> **GIVEN REQUEST**
Reproduce the full listing that appears beneath this instruction exactly.

> **RECORDS FOR THE EXERCISE**
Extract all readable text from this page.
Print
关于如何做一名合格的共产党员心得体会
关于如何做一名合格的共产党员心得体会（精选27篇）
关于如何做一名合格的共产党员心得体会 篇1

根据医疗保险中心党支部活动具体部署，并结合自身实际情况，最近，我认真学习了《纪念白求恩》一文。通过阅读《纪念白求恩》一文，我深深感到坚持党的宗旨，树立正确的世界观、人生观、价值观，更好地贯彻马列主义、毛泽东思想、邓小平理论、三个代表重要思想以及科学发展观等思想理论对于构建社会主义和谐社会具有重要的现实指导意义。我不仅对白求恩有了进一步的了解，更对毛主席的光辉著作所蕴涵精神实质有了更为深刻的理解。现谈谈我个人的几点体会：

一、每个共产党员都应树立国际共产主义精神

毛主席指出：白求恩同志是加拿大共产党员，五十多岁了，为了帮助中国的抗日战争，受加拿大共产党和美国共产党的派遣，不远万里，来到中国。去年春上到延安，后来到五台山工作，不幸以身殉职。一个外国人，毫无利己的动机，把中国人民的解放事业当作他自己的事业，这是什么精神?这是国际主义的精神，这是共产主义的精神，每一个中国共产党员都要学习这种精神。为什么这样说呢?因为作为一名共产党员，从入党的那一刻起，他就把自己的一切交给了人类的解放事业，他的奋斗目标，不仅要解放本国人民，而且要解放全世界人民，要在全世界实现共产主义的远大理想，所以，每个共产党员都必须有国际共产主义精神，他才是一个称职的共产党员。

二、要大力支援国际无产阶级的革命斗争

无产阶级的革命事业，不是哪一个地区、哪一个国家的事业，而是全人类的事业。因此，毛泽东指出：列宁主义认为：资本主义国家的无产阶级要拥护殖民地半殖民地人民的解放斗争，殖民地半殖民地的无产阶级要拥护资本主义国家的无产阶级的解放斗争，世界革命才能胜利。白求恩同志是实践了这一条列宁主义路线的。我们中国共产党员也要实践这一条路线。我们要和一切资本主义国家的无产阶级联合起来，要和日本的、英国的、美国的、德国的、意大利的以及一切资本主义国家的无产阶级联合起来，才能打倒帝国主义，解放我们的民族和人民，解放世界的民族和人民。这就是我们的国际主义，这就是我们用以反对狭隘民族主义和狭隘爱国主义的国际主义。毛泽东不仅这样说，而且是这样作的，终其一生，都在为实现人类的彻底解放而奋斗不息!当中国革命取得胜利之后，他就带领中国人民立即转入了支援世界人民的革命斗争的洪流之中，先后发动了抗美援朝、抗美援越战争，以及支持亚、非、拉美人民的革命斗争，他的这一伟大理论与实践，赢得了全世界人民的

> **FINISHED TASK**
Extract all readable text from this page.
Print
关于如何做一名合格的共产党员心得体会
关于如何做一名合格的共产党员心得体会（精选27篇）
关于如何做一名合格的共产党员心得体会 篇1

根据医疗保险中心党支部活动具体部署，并结合自身实际情况，最近，我认真学习了《纪念白求恩》一文。通过阅读《纪念白求恩》一文，我深深感到坚持党的宗旨，树立正确的世界观、人生观、价值观，更好地贯彻马列主义、毛泽东思想、邓小平理论、三个代表重要思想以及科学发展观等思想理论对于构建社会主义和谐社会具有重要的现实指导意义。我不仅对白求恩有了进一步的了解，更对毛主席的光辉著作所蕴涵精神实质有了更为深刻的理解。现谈谈我个人的几点体会：

一、每个共产党员都应树立国际共产主义精神

毛主席指出：白求恩同志是加拿大共产党员，五十多岁了，为了帮助中国的抗日战争，受加拿大共产党和美国共产党的派遣，不远万里，来到中国。去年春上到延安，后来到五台山工作，不幸以身殉职。一个外国人，毫无利己的动机，把中国人民的解放事业当作他自己的事业，这是什么精神?这是国际主义的精神，这是共产主义的精神，每一个中国共产党员都要学习这种精神。为什么这样说呢?因为作为一名共产党员，从入党的那一刻起，他就把自己的一切交给了人类的解放事业，他的奋斗目标，不仅要解放本国人民，而且要解放全世界人民，要在全世界实现共产主义的远大理想，所以，每个共产党员都必须有国际共产主义精神，他才是一个称职的共产党员。

二、要大力支援国际无产阶级的革命斗争

无产阶级的革命事业，不是哪一个地区、哪一个国家的事业，而是全人类的事业。因此，毛泽东指出：列宁主义认为：资本主义国家的无产阶级要拥护殖民地半殖民地人民的解放斗争，殖民地半殖民地的无产阶级要拥护资本主义国家的无产阶级的解放斗争，世界革命才能胜利。白求恩同志是实践了这一条列宁主义路线的。我们中国共产党员也要实践这一条路线。我们要和一切资本主义国家的无产阶级联合起来，要和日本的、英国的、美国的、德国的、意大利的以及一切资本主义国家的无产阶级联合起来，才能打倒帝国主义，解放我们的民族和人民，解放世界的民族和人民。这就是我们的国际主义，这就是我们用以反对狭隘民族主义和狭隘爱国主义的国际主义。毛泽东不仅这样说，而且是这样作的，终其一生，都在为实现人类的彻底解放而奋斗不息!当中国革命取得胜利之后，他就带领中国人民立即转入了支援世界人民的革命斗争的洪流之中，先后发动了抗美援朝、抗美援越战争，以及支持亚、非、拉美人民的革命斗争，他的这一伟大理论与实践，赢得了全世界人民的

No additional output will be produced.